— START —

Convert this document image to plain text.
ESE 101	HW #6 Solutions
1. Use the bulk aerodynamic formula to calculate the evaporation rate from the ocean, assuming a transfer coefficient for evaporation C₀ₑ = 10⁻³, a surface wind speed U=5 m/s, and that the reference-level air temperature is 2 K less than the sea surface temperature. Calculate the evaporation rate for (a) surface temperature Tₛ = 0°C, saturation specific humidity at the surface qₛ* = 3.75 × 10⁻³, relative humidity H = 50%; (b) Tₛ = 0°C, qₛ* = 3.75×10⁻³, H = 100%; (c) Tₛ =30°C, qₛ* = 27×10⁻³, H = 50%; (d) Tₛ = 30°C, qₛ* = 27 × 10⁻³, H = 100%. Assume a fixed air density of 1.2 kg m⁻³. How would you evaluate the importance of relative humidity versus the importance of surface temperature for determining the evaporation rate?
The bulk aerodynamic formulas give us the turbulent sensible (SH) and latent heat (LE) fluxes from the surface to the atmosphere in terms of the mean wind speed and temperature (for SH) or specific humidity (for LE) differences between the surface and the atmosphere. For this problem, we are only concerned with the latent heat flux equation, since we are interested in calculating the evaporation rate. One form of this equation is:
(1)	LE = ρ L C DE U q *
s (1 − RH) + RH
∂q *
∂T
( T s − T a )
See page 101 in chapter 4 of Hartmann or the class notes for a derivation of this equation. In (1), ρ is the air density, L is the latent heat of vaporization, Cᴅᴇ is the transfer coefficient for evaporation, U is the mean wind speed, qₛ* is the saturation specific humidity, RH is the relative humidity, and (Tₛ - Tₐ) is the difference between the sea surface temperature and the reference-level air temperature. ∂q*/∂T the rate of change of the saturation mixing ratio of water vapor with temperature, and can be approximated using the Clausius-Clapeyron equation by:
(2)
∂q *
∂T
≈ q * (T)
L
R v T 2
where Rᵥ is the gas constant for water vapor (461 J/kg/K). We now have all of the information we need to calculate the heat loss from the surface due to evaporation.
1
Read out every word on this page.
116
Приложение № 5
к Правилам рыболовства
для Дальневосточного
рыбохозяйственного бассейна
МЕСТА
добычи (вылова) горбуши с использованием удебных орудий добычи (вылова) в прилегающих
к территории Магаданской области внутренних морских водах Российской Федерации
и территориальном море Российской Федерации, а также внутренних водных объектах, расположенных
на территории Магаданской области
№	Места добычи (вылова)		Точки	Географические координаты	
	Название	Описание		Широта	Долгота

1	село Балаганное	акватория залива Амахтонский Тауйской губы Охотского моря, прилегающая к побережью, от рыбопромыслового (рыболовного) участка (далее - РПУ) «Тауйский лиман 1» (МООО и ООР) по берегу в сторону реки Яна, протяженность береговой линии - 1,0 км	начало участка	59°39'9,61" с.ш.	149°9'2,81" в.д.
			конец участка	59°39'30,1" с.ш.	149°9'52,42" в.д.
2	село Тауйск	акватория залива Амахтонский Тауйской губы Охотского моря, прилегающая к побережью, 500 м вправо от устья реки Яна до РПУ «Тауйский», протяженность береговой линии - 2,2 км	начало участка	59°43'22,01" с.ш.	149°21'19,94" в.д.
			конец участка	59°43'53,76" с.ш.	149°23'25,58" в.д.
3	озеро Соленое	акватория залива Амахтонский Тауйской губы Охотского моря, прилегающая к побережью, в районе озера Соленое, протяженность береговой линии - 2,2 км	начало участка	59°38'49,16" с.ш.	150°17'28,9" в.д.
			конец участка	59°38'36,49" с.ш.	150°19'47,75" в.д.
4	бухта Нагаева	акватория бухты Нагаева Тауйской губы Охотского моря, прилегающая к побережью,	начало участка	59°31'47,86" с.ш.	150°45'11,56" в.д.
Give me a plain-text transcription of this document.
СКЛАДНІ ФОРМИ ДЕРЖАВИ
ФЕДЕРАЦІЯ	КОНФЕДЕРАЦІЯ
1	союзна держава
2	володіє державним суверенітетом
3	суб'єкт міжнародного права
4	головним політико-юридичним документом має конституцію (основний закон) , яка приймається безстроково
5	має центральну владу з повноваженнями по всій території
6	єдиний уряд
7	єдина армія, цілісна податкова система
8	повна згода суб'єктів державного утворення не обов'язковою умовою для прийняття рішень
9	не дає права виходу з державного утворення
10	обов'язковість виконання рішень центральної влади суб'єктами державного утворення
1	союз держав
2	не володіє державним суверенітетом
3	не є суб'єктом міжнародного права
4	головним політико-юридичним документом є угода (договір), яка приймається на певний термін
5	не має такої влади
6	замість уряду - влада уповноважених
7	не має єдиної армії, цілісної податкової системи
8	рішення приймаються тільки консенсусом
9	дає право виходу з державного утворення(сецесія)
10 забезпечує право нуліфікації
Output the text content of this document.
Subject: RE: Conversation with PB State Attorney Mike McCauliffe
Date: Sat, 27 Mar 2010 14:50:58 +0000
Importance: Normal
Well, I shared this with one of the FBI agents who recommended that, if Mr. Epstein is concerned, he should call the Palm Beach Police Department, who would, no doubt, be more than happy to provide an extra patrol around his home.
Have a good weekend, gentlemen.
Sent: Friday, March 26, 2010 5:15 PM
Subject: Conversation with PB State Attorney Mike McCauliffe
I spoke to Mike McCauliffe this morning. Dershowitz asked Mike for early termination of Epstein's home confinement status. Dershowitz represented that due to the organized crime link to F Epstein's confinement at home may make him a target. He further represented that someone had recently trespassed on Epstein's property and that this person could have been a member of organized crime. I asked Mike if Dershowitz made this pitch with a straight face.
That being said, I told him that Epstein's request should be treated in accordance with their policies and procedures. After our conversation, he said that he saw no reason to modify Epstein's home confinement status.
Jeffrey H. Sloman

— END —

## What to produce
Extract every entry in the listing word for word.

## Solution to this task
Convert this document image to plain text.
ESE 101	HW #6 Solutions
1. Use the bulk aerodynamic formula to calculate the evaporation rate from the ocean, assuming a transfer coefficient for evaporation C₀ₑ = 10⁻³, a surface wind speed U=5 m/s, and that the reference-level air temperature is 2 K less than the sea surface temperature. Calculate the evaporation rate for (a) surface temperature Tₛ = 0°C, saturation specific humidity at the surface qₛ* = 3.75 × 10⁻³, relative humidity H = 50%; (b) Tₛ = 0°C, qₛ* = 3.75×10⁻³, H = 100%; (c) Tₛ =30°C, qₛ* = 27×10⁻³, H = 50%; (d) Tₛ = 30°C, qₛ* = 27 × 10⁻³, H = 100%. Assume a fixed air density of 1.2 kg m⁻³. How would you evaluate the importance of relative humidity versus the importance of surface temperature for determining the evaporation rate?
The bulk aerodynamic formulas give us the turbulent sensible (SH) and latent heat (LE) fluxes from the surface to the atmosphere in terms of the mean wind speed and temperature (for SH) or specific humidity (for LE) differences between the surface and the atmosphere. For this problem, we are only concerned with the latent heat flux equation, since we are interested in calculating the evaporation rate. One form of this equation is:
(1)	LE = ρ L C DE U q *
s (1 − RH) + RH
∂q *
∂T
( T s − T a )
See page 101 in chapter 4 of Hartmann or the class notes for a derivation of this equation. In (1), ρ is the air density, L is the latent heat of vaporization, Cᴅᴇ is the transfer coefficient for evaporation, U is the mean wind speed, qₛ* is the saturation specific humidity, RH is the relative humidity, and (Tₛ - Tₐ) is the difference between the sea surface temperature and the reference-level air temperature. ∂q*/∂T the rate of change of the saturation mixing ratio of water vapor with temperature, and can be approximated using the Clausius-Clapeyron equation by:
(2)
∂q *
∂T
≈ q * (T)
L
R v T 2
where Rᵥ is the gas constant for water vapor (461 J/kg/K). We now have all of the information we need to calculate the heat loss from the surface due to evaporation.
1
Read out every word on this page.
116
Приложение № 5
к Правилам рыболовства
для Дальневосточного
рыбохозяйственного бассейна
МЕСТА
добычи (вылова) горбуши с использованием удебных орудий добычи (вылова) в прилегающих
к территории Магаданской области внутренних морских водах Российской Федерации
и территориальном море Российской Федерации, а также внутренних водных объектах, расположенных
на территории Магаданской области
№	Места добычи (вылова)		Точки	Географические координаты	
	Название	Описание		Широта	Долгота

1	село Балаганное	акватория залива Амахтонский Тауйской губы Охотского моря, прилегающая к побережью, от рыбопромыслового (рыболовного) участка (далее - РПУ) «Тауйский лиман 1» (МООО и ООР) по берегу в сторону реки Яна, протяженность береговой линии - 1,0 км	начало участка	59°39'9,61" с.ш.	149°9'2,81" в.д.
			конец участка	59°39'30,1" с.ш.	149°9'52,42" в.д.
2	село Тауйск	акватория залива Амахтонский Тауйской губы Охотского моря, прилегающая к побережью, 500 м вправо от устья реки Яна до РПУ «Тауйский», протяженность береговой линии - 2,2 км	начало участка	59°43'22,01" с.ш.	149°21'19,94" в.д.
			конец участка	59°43'53,76" с.ш.	149°23'25,58" в.д.
3	озеро Соленое	акватория залива Амахтонский Тауйской губы Охотского моря, прилегающая к побережью, в районе озера Соленое, протяженность береговой линии - 2,2 км	начало участка	59°38'49,16" с.ш.	150°17'28,9" в.д.
			конец участка	59°38'36,49" с.ш.	150°19'47,75" в.д.
4	бухта Нагаева	акватория бухты Нагаева Тауйской губы Охотского моря, прилегающая к побережью,	начало участка	59°31'47,86" с.ш.	150°45'11,56" в.д.
Give me a plain-text transcription of this document.
СКЛАДНІ ФОРМИ ДЕРЖАВИ
ФЕДЕРАЦІЯ	КОНФЕДЕРАЦІЯ
1	союзна держава
2	володіє державним суверенітетом
3	суб'єкт міжнародного права
4	головним політико-юридичним документом має конституцію (основний закон) , яка приймається безстроково
5	має центральну владу з повноваженнями по всій території
6	єдиний уряд
7	єдина армія, цілісна податкова система
8	повна згода суб'єктів державного утворення не обов'язковою умовою для прийняття рішень
9	не дає права виходу з державного утворення
10	обов'язковість виконання рішень центральної влади суб'єктами державного утворення
1	союз держав
2	не володіє державним суверенітетом
3	не є суб'єктом міжнародного права
4	головним політико-юридичним документом є угода (договір), яка приймається на певний термін
5	не має такої влади
6	замість уряду - влада уповноважених
7	не має єдиної армії, цілісної податкової системи
8	рішення приймаються тільки консенсусом
9	дає право виходу з державного утворення(сецесія)
10 забезпечує право нуліфікації
Output the text content of this document.
Subject: RE: Conversation with PB State Attorney Mike McCauliffe
Date: Sat, 27 Mar 2010 14:50:58 +0000
Importance: Normal
Well, I shared this with one of the FBI agents who recommended that, if Mr. Epstein is concerned, he should call the Palm Beach Police Department, who would, no doubt, be more than happy to provide an extra patrol around his home.
Have a good weekend, gentlemen.
Sent: Friday, March 26, 2010 5:15 PM
Subject: Conversation with PB State Attorney Mike McCauliffe
I spoke to Mike McCauliffe this morning. Dershowitz asked Mike for early termination of Epstein's home confinement status. Dershowitz represented that due to the organized crime link to F Epstein's confinement at home may make him a target. He further represented that someone had recently trespassed on Epstein's property and that this person could have been a member of organized crime. I asked Mike if Dershowitz made this pitch with a straight face.
That being said, I told him that Epstein's request should be treated in accordance with their policies and procedures. After our conversation, he said that he saw no reason to modify Epstein's home confinement status.
Jeffrey H. Sloman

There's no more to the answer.